■ THE RECORDS:
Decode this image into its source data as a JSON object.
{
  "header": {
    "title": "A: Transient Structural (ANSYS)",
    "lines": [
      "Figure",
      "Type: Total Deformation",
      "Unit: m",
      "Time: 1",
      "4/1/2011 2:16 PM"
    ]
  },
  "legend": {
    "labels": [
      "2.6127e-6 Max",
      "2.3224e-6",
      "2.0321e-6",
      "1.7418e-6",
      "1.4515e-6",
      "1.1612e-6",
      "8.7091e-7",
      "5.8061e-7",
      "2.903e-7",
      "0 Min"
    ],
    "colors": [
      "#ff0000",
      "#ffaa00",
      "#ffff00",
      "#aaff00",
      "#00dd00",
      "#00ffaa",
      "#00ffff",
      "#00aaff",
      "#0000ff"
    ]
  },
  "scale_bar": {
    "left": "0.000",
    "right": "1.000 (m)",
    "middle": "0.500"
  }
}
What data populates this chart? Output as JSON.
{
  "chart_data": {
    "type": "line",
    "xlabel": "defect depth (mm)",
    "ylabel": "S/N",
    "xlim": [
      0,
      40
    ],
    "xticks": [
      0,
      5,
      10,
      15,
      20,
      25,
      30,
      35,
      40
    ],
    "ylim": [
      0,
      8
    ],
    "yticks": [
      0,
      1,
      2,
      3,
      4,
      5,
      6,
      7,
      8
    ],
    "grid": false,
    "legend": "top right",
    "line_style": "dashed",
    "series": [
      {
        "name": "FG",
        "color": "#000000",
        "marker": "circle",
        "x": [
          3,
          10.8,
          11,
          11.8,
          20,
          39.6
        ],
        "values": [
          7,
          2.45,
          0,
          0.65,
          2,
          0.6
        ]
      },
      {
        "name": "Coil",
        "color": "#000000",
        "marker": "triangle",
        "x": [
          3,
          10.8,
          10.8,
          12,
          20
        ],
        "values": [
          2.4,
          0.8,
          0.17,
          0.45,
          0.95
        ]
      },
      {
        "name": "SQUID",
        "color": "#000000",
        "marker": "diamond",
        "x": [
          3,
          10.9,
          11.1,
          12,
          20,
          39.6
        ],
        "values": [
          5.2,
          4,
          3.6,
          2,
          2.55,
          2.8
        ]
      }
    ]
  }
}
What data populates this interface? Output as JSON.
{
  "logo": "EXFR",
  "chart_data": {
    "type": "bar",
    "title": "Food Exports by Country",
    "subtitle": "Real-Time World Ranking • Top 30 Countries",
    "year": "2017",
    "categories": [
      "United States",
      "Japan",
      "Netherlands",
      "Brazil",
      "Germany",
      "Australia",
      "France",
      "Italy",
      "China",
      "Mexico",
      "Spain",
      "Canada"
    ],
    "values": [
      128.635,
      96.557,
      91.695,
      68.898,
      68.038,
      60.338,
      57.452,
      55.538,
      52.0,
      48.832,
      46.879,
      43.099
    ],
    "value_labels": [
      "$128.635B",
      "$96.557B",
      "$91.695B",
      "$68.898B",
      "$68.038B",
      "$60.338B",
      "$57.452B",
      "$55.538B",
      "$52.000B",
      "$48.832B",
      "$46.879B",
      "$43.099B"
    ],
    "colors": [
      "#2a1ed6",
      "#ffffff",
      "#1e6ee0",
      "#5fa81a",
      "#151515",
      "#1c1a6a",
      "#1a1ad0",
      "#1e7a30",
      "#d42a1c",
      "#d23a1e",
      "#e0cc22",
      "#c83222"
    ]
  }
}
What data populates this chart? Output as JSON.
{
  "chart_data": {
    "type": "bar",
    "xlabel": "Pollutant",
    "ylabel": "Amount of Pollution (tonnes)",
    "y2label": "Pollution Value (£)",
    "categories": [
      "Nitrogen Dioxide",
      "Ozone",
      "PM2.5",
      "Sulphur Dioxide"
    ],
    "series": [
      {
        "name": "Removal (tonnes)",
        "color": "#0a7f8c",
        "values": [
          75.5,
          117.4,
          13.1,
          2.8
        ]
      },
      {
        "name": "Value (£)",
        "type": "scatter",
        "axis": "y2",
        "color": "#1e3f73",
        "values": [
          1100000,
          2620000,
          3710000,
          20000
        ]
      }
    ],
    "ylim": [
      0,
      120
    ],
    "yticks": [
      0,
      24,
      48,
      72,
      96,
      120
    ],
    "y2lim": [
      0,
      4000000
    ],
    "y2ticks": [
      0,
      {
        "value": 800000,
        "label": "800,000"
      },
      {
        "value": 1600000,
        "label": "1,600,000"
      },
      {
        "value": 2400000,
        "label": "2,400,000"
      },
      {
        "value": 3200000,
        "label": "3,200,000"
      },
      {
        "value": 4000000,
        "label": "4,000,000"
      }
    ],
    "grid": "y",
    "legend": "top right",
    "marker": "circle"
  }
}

■ DIRECTIVE:
Reproduce the records above exactly as they appear.

■ CORRECT RESULT:
Decode this image into its source data as a JSON object.
{
  "header": {
    "title": "A: Transient Structural (ANSYS)",
    "lines": [
      "Figure",
      "Type: Total Deformation",
      "Unit: m",
      "Time: 1",
      "4/1/2011 2:16 PM"
    ]
  },
  "legend": {
    "labels": [
      "2.6127e-6 Max",
      "2.3224e-6",
      "2.0321e-6",
      "1.7418e-6",
      "1.4515e-6",
      "1.1612e-6",
      "8.7091e-7",
      "5.8061e-7",
      "2.903e-7",
      "0 Min"
    ],
    "colors": [
      "#ff0000",
      "#ffaa00",
      "#ffff00",
      "#aaff00",
      "#00dd00",
      "#00ffaa",
      "#00ffff",
      "#00aaff",
      "#0000ff"
    ]
  },
  "scale_bar": {
    "left": "0.000",
    "right": "1.000 (m)",
    "middle": "0.500"
  }
}
What data populates this chart? Output as JSON.
{
  "chart_data": {
    "type": "line",
    "xlabel": "defect depth (mm)",
    "ylabel": "S/N",
    "xlim": [
      0,
      40
    ],
    "xticks": [
      0,
      5,
      10,
      15,
      20,
      25,
      30,
      35,
      40
    ],
    "ylim": [
      0,
      8
    ],
    "yticks": [
      0,
      1,
      2,
      3,
      4,
      5,
      6,
      7,
      8
    ],
    "grid": false,
    "legend": "top right",
    "line_style": "dashed",
    "series": [
      {
        "name": "FG",
        "color": "#000000",
        "marker": "circle",
        "x": [
          3,
          10.8,
          11,
          11.8,
          20,
          39.6
        ],
        "values": [
          7,
          2.45,
          0,
          0.65,
          2,
          0.6
        ]
      },
      {
        "name": "Coil",
        "color": "#000000",
        "marker": "triangle",
        "x": [
          3,
          10.8,
          10.8,
          12,
          20
        ],
        "values": [
          2.4,
          0.8,
          0.17,
          0.45,
          0.95
        ]
      },
      {
        "name": "SQUID",
        "color": "#000000",
        "marker": "diamond",
        "x": [
          3,
          10.9,
          11.1,
          12,
          20,
          39.6
        ],
        "values": [
          5.2,
          4,
          3.6,
          2,
          2.55,
          2.8
        ]
      }
    ]
  }
}
What data populates this interface? Output as JSON.
{
  "logo": "EXFR",
  "chart_data": {
    "type": "bar",
    "title": "Food Exports by Country",
    "subtitle": "Real-Time World Ranking • Top 30 Countries",
    "year": "2017",
    "categories": [
      "United States",
      "Japan",
      "Netherlands",
      "Brazil",
      "Germany",
      "Australia",
      "France",
      "Italy",
      "China",
      "Mexico",
      "Spain",
      "Canada"
    ],
    "values": [
      128.635,
      96.557,
      91.695,
      68.898,
      68.038,
      60.338,
      57.452,
      55.538,
      52.0,
      48.832,
      46.879,
      43.099
    ],
    "value_labels": [
      "$128.635B",
      "$96.557B",
      "$91.695B",
      "$68.898B",
      "$68.038B",
      "$60.338B",
      "$57.452B",
      "$55.538B",
      "$52.000B",
      "$48.832B",
      "$46.879B",
      "$43.099B"
    ],
    "colors": [
      "#2a1ed6",
      "#ffffff",
      "#1e6ee0",
      "#5fa81a",
      "#151515",
      "#1c1a6a",
      "#1a1ad0",
      "#1e7a30",
      "#d42a1c",
      "#d23a1e",
      "#e0cc22",
      "#c83222"
    ]
  }
}
What data populates this chart? Output as JSON.
{
  "chart_data": {
    "type": "bar",
    "xlabel": "Pollutant",
    "ylabel": "Amount of Pollution (tonnes)",
    "y2label": "Pollution Value (£)",
    "categories": [
      "Nitrogen Dioxide",
      "Ozone",
      "PM2.5",
      "Sulphur Dioxide"
    ],
    "series": [
      {
        "name": "Removal (tonnes)",
        "color": "#0a7f8c",
        "values": [
          75.5,
          117.4,
          13.1,
          2.8
        ]
      },
      {
        "name": "Value (£)",
        "type": "scatter",
        "axis": "y2",
        "color": "#1e3f73",
        "values": [
          1100000,
          2620000,
          3710000,
          20000
        ]
      }
    ],
    "ylim": [
      0,
      120
    ],
    "yticks": [
      0,
      24,
      48,
      72,
      96,
      120
    ],
    "y2lim": [
      0,
      4000000
    ],
    "y2ticks": [
      0,
      {
        "value": 800000,
        "label": "800,000"
      },
      {
        "value": 1600000,
        "label": "1,600,000"
      },
      {
        "value": 2400000,
        "label": "2,400,000"
      },
      {
        "value": 3200000,
        "label": "3,200,000"
      },
      {
        "value": 4000000,
        "label": "4,000,000"
      }
    ],
    "grid": "y",
    "legend": "top right",
    "marker": "circle"
  }
}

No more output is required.